## TASK OBJECTIVE
Return each entry exactly, omitting nothing.

** begin **

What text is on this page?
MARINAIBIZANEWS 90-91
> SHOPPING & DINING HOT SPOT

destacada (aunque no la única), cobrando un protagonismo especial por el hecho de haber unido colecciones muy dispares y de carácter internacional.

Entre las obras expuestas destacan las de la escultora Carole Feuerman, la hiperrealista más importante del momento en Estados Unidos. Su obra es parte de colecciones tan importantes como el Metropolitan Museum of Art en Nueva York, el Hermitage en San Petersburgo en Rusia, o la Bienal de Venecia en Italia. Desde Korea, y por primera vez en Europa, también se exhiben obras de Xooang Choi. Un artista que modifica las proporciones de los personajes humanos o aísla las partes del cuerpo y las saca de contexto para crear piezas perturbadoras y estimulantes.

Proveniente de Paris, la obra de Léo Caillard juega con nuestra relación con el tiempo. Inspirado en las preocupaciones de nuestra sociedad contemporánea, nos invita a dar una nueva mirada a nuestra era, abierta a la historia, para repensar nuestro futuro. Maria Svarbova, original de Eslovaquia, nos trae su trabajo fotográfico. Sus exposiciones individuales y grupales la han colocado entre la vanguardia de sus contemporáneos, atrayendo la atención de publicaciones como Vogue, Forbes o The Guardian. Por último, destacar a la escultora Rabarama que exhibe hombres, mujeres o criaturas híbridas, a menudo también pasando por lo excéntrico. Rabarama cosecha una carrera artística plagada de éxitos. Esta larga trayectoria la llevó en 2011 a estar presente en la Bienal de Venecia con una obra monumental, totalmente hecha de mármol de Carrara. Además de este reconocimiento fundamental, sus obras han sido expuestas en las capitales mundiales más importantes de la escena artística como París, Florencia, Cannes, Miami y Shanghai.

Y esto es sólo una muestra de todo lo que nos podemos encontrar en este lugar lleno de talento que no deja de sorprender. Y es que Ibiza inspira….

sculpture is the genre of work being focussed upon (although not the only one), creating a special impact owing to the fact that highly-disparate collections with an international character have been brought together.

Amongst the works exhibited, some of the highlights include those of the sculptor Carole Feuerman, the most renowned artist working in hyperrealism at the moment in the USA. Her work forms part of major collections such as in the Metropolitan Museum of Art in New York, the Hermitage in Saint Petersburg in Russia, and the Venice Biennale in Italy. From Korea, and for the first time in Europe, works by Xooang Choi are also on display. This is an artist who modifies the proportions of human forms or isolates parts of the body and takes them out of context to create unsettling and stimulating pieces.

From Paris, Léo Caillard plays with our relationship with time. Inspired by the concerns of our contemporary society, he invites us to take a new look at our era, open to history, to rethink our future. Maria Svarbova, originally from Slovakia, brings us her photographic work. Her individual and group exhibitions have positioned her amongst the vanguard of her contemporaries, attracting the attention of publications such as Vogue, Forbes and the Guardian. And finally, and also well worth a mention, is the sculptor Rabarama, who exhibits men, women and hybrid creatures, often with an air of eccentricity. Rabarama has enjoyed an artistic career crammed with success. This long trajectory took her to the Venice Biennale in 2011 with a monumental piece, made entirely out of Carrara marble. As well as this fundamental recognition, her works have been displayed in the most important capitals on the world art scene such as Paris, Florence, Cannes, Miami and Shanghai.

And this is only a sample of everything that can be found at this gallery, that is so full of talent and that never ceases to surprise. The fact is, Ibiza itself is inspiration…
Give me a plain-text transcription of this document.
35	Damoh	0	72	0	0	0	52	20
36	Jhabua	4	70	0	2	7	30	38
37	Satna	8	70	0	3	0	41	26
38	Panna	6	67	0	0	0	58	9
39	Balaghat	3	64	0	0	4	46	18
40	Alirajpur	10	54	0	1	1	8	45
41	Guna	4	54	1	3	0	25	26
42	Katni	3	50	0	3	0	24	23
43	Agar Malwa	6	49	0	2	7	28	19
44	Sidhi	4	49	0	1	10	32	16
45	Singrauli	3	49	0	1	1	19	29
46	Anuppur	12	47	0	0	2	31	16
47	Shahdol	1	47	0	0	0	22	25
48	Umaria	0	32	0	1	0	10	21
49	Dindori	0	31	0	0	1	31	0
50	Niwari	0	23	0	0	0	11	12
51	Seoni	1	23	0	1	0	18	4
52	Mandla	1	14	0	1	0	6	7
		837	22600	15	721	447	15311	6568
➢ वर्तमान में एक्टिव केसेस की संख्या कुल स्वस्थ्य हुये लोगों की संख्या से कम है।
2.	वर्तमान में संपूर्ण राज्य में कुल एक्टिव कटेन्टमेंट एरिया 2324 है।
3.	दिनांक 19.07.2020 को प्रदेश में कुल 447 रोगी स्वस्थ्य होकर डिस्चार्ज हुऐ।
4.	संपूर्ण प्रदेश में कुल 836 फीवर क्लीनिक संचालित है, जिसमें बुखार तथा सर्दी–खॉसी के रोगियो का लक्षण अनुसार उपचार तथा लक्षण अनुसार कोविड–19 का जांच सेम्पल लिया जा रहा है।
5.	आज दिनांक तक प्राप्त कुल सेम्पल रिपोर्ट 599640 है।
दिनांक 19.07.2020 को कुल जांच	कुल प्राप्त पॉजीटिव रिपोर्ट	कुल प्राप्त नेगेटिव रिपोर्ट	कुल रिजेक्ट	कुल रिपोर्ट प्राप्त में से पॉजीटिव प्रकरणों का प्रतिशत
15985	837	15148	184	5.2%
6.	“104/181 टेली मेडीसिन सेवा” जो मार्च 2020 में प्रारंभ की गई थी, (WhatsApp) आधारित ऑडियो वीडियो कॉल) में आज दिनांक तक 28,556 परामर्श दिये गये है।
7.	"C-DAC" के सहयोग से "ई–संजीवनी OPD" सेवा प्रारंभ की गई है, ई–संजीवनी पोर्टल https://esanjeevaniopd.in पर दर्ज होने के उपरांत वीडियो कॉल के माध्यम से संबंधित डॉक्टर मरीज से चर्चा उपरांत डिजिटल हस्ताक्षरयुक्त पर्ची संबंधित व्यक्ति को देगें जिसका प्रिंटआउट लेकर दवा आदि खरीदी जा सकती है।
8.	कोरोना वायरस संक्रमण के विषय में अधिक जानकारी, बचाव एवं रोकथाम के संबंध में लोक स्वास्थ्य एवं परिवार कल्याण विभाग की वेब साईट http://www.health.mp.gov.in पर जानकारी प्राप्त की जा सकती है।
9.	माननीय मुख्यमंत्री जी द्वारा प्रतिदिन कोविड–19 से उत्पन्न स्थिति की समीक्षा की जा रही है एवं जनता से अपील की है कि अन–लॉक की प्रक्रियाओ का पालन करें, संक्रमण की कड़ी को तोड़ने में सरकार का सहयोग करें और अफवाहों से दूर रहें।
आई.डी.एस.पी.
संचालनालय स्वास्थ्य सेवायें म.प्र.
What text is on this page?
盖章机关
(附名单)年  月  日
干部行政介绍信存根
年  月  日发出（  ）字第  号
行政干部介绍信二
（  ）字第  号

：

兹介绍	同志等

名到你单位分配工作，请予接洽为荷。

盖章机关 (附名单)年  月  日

** end **

## OUTPUT FOR THIS EXERCISE
What text is on this page?
MARINAIBIZANEWS 90-91
> SHOPPING & DINING HOT SPOT

destacada (aunque no la única), cobrando un protagonismo especial por el hecho de haber unido colecciones muy dispares y de carácter internacional.

Entre las obras expuestas destacan las de la escultora Carole Feuerman, la hiperrealista más importante del momento en Estados Unidos. Su obra es parte de colecciones tan importantes como el Metropolitan Museum of Art en Nueva York, el Hermitage en San Petersburgo en Rusia, o la Bienal de Venecia en Italia. Desde Korea, y por primera vez en Europa, también se exhiben obras de Xooang Choi. Un artista que modifica las proporciones de los personajes humanos o aísla las partes del cuerpo y las saca de contexto para crear piezas perturbadoras y estimulantes.

Proveniente de Paris, la obra de Léo Caillard juega con nuestra relación con el tiempo. Inspirado en las preocupaciones de nuestra sociedad contemporánea, nos invita a dar una nueva mirada a nuestra era, abierta a la historia, para repensar nuestro futuro. Maria Svarbova, original de Eslovaquia, nos trae su trabajo fotográfico. Sus exposiciones individuales y grupales la han colocado entre la vanguardia de sus contemporáneos, atrayendo la atención de publicaciones como Vogue, Forbes o The Guardian. Por último, destacar a la escultora Rabarama que exhibe hombres, mujeres o criaturas híbridas, a menudo también pasando por lo excéntrico. Rabarama cosecha una carrera artística plagada de éxitos. Esta larga trayectoria la llevó en 2011 a estar presente en la Bienal de Venecia con una obra monumental, totalmente hecha de mármol de Carrara. Además de este reconocimiento fundamental, sus obras han sido expuestas en las capitales mundiales más importantes de la escena artística como París, Florencia, Cannes, Miami y Shanghai.

Y esto es sólo una muestra de todo lo que nos podemos encontrar en este lugar lleno de talento que no deja de sorprender. Y es que Ibiza inspira….

sculpture is the genre of work being focussed upon (although not the only one), creating a special impact owing to the fact that highly-disparate collections with an international character have been brought together.

Amongst the works exhibited, some of the highlights include those of the sculptor Carole Feuerman, the most renowned artist working in hyperrealism at the moment in the USA. Her work forms part of major collections such as in the Metropolitan Museum of Art in New York, the Hermitage in Saint Petersburg in Russia, and the Venice Biennale in Italy. From Korea, and for the first time in Europe, works by Xooang Choi are also on display. This is an artist who modifies the proportions of human forms or isolates parts of the body and takes them out of context to create unsettling and stimulating pieces.

From Paris, Léo Caillard plays with our relationship with time. Inspired by the concerns of our contemporary society, he invites us to take a new look at our era, open to history, to rethink our future. Maria Svarbova, originally from Slovakia, brings us her photographic work. Her individual and group exhibitions have positioned her amongst the vanguard of her contemporaries, attracting the attention of publications such as Vogue, Forbes and the Guardian. And finally, and also well worth a mention, is the sculptor Rabarama, who exhibits men, women and hybrid creatures, often with an air of eccentricity. Rabarama has enjoyed an artistic career crammed with success. This long trajectory took her to the Venice Biennale in 2011 with a monumental piece, made entirely out of Carrara marble. As well as this fundamental recognition, her works have been displayed in the most important capitals on the world art scene such as Paris, Florence, Cannes, Miami and Shanghai.

And this is only a sample of everything that can be found at this gallery, that is so full of talent and that never ceases to surprise. The fact is, Ibiza itself is inspiration…
Give me a plain-text transcription of this document.
35	Damoh	0	72	0	0	0	52	20
36	Jhabua	4	70	0	2	7	30	38
37	Satna	8	70	0	3	0	41	26
38	Panna	6	67	0	0	0	58	9
39	Balaghat	3	64	0	0	4	46	18
40	Alirajpur	10	54	0	1	1	8	45
41	Guna	4	54	1	3	0	25	26
42	Katni	3	50	0	3	0	24	23
43	Agar Malwa	6	49	0	2	7	28	19
44	Sidhi	4	49	0	1	10	32	16
45	Singrauli	3	49	0	1	1	19	29
46	Anuppur	12	47	0	0	2	31	16
47	Shahdol	1	47	0	0	0	22	25
48	Umaria	0	32	0	1	0	10	21
49	Dindori	0	31	0	0	1	31	0
50	Niwari	0	23	0	0	0	11	12
51	Seoni	1	23	0	1	0	18	4
52	Mandla	1	14	0	1	0	6	7
		837	22600	15	721	447	15311	6568
➢ वर्तमान में एक्टिव केसेस की संख्या कुल स्वस्थ्य हुये लोगों की संख्या से कम है।
2.	वर्तमान में संपूर्ण राज्य में कुल एक्टिव कटेन्टमेंट एरिया 2324 है।
3.	दिनांक 19.07.2020 को प्रदेश में कुल 447 रोगी स्वस्थ्य होकर डिस्चार्ज हुऐ।
4.	संपूर्ण प्रदेश में कुल 836 फीवर क्लीनिक संचालित है, जिसमें बुखार तथा सर्दी–खॉसी के रोगियो का लक्षण अनुसार उपचार तथा लक्षण अनुसार कोविड–19 का जांच सेम्पल लिया जा रहा है।
5.	आज दिनांक तक प्राप्त कुल सेम्पल रिपोर्ट 599640 है।
दिनांक 19.07.2020 को कुल जांच	कुल प्राप्त पॉजीटिव रिपोर्ट	कुल प्राप्त नेगेटिव रिपोर्ट	कुल रिजेक्ट	कुल रिपोर्ट प्राप्त में से पॉजीटिव प्रकरणों का प्रतिशत
15985	837	15148	184	5.2%
6.	“104/181 टेली मेडीसिन सेवा” जो मार्च 2020 में प्रारंभ की गई थी, (WhatsApp) आधारित ऑडियो वीडियो कॉल) में आज दिनांक तक 28,556 परामर्श दिये गये है।
7.	"C-DAC" के सहयोग से "ई–संजीवनी OPD" सेवा प्रारंभ की गई है, ई–संजीवनी पोर्टल https://esanjeevaniopd.in पर दर्ज होने के उपरांत वीडियो कॉल के माध्यम से संबंधित डॉक्टर मरीज से चर्चा उपरांत डिजिटल हस्ताक्षरयुक्त पर्ची संबंधित व्यक्ति को देगें जिसका प्रिंटआउट लेकर दवा आदि खरीदी जा सकती है।
8.	कोरोना वायरस संक्रमण के विषय में अधिक जानकारी, बचाव एवं रोकथाम के संबंध में लोक स्वास्थ्य एवं परिवार कल्याण विभाग की वेब साईट http://www.health.mp.gov.in पर जानकारी प्राप्त की जा सकती है।
9.	माननीय मुख्यमंत्री जी द्वारा प्रतिदिन कोविड–19 से उत्पन्न स्थिति की समीक्षा की जा रही है एवं जनता से अपील की है कि अन–लॉक की प्रक्रियाओ का पालन करें, संक्रमण की कड़ी को तोड़ने में सरकार का सहयोग करें और अफवाहों से दूर रहें।
आई.डी.एस.पी.
संचालनालय स्वास्थ्य सेवायें म.प्र.
What text is on this page?
盖章机关
(附名单)年  月  日
干部行政介绍信存根
年  月  日发出（  ）字第  号
行政干部介绍信二
（  ）字第  号

：

兹介绍	同志等

名到你单位分配工作，请予接洽为荷。

盖章机关 (附名单)年  月  日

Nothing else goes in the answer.